[Extracted data entries]

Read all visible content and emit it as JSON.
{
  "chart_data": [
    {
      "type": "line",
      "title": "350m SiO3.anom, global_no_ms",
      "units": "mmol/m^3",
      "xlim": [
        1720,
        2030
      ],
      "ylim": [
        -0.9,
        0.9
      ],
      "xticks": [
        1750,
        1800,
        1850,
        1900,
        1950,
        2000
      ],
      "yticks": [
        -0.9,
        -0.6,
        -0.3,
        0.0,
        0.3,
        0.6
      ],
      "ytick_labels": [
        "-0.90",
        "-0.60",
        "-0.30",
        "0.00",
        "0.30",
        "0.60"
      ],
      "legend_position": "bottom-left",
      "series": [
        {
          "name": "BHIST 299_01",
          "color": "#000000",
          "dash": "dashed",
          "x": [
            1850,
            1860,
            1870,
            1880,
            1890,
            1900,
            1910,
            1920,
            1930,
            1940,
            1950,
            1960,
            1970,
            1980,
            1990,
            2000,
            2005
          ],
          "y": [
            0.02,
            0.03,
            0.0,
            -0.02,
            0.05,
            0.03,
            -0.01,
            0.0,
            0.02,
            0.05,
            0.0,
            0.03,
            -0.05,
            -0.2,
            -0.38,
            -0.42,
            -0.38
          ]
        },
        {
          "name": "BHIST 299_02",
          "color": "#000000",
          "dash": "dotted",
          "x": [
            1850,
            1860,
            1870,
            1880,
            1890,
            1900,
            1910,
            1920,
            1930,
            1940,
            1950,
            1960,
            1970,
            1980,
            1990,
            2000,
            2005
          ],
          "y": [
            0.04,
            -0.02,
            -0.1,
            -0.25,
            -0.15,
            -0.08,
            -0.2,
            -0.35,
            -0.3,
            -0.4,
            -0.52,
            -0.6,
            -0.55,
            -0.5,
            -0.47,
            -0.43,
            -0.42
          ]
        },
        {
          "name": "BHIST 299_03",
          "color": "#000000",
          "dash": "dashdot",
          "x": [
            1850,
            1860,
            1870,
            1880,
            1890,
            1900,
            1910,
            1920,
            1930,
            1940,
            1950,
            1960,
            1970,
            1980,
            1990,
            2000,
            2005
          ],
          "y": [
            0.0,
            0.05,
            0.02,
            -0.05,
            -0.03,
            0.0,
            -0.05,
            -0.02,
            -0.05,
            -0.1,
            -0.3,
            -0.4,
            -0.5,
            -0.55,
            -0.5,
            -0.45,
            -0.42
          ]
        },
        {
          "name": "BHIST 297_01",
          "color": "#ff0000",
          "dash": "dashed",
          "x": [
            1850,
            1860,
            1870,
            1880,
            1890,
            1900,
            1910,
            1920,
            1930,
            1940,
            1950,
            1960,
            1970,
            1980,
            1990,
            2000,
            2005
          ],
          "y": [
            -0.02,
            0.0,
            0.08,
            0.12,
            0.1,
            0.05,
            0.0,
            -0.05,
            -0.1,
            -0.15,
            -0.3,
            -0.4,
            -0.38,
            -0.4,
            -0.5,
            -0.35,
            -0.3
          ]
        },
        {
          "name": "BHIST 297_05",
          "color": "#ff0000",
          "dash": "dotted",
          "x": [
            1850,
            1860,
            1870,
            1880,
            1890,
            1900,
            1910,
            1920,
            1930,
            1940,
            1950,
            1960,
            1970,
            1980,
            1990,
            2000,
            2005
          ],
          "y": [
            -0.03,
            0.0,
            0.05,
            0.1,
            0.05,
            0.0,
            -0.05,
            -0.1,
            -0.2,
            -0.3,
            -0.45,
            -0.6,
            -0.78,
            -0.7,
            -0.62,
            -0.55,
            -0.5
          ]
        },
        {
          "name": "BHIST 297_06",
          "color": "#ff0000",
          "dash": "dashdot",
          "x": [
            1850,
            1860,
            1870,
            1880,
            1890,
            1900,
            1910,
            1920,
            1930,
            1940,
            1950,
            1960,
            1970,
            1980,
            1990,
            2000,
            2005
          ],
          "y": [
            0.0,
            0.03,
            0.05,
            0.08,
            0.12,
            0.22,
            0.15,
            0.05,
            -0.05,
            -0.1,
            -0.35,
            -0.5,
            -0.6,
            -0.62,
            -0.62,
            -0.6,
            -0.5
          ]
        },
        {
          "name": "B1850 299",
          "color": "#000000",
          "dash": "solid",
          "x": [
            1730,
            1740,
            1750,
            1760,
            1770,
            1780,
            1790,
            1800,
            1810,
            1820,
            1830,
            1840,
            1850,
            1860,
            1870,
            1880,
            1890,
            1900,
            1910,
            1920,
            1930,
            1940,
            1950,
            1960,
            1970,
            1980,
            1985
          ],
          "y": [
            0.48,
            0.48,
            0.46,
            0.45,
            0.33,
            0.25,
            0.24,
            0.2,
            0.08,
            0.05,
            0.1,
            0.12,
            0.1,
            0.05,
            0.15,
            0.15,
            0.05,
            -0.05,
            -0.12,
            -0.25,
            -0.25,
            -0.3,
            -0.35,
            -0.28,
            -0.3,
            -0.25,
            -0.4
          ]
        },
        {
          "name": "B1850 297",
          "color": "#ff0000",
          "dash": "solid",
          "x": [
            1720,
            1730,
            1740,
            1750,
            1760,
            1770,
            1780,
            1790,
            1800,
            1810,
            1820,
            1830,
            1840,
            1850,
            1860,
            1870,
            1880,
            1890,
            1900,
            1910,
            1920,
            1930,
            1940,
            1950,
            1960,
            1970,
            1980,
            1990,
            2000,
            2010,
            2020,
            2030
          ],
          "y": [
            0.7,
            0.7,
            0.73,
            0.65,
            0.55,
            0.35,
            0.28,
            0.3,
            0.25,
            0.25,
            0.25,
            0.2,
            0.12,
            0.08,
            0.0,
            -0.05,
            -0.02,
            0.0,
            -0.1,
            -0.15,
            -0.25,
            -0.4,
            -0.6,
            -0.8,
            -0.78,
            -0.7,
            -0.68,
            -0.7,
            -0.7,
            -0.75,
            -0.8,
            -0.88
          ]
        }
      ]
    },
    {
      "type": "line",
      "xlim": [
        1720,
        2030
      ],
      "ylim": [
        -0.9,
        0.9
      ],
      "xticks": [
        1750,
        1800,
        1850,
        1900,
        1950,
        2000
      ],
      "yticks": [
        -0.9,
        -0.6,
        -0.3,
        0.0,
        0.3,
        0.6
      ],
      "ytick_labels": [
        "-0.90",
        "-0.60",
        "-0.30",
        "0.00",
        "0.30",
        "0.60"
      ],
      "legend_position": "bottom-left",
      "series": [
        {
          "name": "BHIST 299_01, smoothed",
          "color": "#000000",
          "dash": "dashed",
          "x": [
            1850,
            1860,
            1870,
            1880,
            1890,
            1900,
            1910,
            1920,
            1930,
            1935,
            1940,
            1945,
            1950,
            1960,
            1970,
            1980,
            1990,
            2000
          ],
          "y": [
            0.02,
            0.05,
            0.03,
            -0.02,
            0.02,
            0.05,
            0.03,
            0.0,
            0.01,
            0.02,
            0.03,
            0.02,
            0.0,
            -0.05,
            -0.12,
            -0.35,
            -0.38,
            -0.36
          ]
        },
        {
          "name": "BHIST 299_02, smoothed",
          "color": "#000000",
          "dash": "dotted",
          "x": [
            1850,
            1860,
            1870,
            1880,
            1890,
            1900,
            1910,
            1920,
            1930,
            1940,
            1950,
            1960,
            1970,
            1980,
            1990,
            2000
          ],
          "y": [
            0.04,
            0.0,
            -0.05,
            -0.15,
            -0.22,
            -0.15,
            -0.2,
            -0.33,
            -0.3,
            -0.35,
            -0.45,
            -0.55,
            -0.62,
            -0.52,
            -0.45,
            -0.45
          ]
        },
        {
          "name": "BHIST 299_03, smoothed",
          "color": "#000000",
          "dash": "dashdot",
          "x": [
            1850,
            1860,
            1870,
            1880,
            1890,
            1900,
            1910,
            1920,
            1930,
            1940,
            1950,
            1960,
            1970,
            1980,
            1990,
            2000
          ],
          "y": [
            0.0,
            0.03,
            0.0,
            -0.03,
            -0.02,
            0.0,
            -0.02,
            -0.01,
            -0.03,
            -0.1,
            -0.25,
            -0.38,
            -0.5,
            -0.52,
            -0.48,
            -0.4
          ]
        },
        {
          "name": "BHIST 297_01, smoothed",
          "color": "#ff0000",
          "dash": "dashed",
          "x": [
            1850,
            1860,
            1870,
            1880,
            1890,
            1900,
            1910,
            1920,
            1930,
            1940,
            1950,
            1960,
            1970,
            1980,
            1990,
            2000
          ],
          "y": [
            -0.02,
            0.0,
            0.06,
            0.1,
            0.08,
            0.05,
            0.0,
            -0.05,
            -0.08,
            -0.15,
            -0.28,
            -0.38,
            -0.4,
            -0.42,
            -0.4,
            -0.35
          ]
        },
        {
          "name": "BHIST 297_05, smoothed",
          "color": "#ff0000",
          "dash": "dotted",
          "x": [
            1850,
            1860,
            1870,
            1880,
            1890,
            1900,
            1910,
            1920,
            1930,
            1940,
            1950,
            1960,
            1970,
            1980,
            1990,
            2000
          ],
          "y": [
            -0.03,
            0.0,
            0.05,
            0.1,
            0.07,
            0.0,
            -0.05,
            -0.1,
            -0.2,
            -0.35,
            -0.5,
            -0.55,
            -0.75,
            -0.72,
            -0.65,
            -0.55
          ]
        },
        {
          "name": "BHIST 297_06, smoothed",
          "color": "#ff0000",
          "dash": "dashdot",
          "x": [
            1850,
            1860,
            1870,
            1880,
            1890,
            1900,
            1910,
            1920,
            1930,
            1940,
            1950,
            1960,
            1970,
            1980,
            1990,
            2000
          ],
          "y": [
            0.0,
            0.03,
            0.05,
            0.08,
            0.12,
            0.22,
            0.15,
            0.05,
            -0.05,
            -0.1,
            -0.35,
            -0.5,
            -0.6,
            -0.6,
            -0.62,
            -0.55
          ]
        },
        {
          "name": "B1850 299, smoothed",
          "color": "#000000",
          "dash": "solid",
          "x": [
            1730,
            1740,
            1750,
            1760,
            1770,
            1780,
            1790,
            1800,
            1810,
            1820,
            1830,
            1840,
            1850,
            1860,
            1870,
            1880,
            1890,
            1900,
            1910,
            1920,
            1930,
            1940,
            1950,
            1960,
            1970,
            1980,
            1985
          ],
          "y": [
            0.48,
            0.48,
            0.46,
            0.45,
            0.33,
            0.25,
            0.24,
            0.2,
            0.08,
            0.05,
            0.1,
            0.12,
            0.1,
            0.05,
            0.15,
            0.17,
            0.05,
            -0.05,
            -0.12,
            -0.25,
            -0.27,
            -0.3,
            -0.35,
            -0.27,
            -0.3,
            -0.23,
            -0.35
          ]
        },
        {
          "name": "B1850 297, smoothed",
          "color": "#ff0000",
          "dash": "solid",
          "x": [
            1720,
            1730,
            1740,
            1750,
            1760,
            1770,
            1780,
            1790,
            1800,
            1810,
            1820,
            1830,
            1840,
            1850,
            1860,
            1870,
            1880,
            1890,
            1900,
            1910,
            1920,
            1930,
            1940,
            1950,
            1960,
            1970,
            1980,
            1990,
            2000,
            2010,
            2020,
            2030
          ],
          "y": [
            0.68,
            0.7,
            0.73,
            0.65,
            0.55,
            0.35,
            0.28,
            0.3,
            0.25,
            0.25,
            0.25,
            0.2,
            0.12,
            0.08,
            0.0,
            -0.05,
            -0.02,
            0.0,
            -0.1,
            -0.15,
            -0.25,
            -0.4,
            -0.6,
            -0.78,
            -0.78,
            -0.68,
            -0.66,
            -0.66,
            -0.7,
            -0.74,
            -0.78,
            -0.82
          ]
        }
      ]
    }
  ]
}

---

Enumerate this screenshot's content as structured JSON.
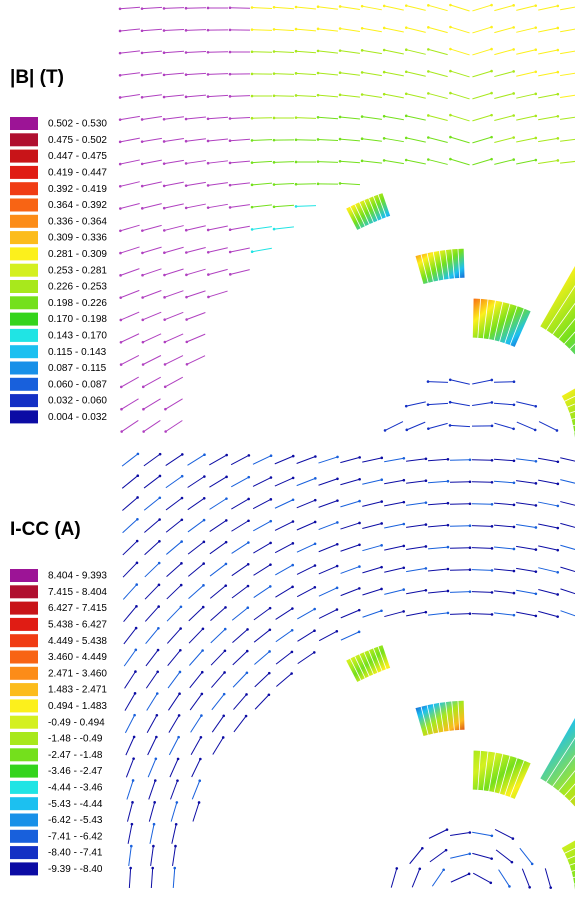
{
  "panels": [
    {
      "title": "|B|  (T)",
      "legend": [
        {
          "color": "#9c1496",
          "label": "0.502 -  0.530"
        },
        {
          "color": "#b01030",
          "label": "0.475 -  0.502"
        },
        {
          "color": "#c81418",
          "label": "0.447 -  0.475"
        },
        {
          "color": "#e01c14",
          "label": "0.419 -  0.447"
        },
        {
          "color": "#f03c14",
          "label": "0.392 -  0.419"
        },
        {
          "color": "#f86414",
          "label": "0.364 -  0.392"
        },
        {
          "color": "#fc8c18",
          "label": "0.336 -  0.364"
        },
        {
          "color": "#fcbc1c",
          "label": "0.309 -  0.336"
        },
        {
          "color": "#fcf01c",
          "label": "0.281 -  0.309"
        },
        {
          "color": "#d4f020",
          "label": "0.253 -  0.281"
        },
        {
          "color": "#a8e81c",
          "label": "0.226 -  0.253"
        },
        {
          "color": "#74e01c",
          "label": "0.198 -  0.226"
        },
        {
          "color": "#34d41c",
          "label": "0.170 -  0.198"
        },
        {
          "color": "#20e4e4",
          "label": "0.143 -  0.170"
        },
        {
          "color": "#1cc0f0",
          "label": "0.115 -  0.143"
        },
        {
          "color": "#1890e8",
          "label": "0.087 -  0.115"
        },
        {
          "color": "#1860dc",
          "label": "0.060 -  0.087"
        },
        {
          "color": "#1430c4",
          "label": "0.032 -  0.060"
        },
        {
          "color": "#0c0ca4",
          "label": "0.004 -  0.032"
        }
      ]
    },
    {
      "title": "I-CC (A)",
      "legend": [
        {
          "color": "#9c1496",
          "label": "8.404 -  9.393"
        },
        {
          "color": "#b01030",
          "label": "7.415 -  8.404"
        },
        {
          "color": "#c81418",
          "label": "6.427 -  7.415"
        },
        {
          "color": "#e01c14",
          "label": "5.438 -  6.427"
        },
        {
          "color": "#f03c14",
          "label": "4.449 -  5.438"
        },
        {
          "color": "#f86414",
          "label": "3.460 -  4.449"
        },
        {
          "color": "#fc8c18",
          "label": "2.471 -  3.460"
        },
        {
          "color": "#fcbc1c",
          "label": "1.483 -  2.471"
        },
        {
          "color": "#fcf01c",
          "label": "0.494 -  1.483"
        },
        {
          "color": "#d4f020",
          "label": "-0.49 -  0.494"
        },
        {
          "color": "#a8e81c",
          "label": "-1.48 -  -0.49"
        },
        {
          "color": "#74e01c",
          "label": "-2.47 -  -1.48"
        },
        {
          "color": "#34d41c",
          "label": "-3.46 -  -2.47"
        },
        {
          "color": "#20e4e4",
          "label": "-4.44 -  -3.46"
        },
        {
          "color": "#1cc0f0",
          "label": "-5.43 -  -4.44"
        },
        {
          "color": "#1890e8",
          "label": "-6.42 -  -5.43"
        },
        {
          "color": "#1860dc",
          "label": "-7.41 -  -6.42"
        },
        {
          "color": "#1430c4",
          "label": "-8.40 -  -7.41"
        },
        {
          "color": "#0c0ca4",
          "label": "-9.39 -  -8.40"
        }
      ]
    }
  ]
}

» Direction
Search the data above for the word "BHIST", then gather each line in which it appears.

» Final answer
          "name": "BHIST 299_01",
          "name": "BHIST 299_02",
          "name": "BHIST 299_03",
          "name": "BHIST 297_01",
          "name": "BHIST 297_05",
          "name": "BHIST 297_06",
          "name": "BHIST 299_01, smoothed",
          "name": "BHIST 299_02, smoothed",
          "name": "BHIST 299_03, smoothed",
          "name": "BHIST 297_01, smoothed",
          "name": "BHIST 297_05, smoothed",
          "name": "BHIST 297_06, smoothed",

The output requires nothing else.